--- Request ---
Determine the number of lines containing the word "price", and state that figure alone.

┌────────

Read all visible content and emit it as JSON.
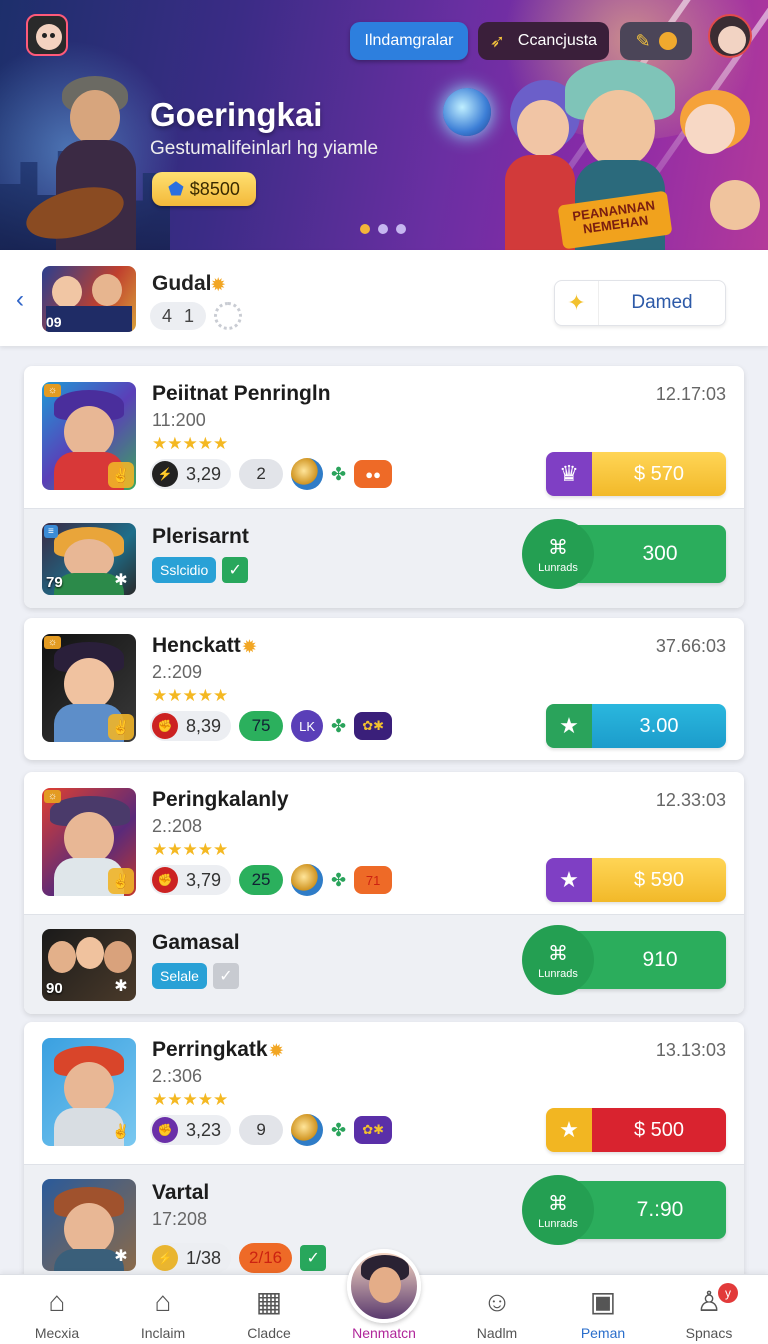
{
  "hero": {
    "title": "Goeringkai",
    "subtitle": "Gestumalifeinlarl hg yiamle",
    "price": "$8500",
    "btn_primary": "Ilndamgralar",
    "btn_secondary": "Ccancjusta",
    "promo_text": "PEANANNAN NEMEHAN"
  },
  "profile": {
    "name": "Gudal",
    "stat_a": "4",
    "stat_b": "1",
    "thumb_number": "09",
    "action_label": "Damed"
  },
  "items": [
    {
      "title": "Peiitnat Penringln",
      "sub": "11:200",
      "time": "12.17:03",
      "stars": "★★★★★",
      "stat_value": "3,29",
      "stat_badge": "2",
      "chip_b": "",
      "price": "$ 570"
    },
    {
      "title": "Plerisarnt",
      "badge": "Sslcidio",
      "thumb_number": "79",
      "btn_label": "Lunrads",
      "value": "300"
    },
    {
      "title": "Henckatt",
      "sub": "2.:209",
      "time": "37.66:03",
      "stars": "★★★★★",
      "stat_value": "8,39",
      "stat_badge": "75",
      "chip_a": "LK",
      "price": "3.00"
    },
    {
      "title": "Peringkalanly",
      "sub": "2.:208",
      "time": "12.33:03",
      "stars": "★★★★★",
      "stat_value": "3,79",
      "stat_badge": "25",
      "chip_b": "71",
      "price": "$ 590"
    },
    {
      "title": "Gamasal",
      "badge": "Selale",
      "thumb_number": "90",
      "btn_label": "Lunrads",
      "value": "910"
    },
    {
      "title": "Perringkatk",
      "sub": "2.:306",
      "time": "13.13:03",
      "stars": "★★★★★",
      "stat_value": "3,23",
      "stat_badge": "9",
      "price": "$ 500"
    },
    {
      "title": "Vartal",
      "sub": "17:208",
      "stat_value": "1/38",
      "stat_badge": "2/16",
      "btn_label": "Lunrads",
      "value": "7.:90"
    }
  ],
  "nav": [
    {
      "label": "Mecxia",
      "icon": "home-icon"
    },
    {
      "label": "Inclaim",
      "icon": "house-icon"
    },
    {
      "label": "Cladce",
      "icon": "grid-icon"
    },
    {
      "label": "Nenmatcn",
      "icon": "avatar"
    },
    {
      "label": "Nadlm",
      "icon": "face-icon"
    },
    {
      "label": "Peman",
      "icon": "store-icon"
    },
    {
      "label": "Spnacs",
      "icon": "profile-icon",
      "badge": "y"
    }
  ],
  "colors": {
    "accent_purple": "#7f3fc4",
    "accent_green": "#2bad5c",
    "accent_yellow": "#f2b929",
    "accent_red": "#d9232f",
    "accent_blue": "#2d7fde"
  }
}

└────────

--- Response to this exercise ---
5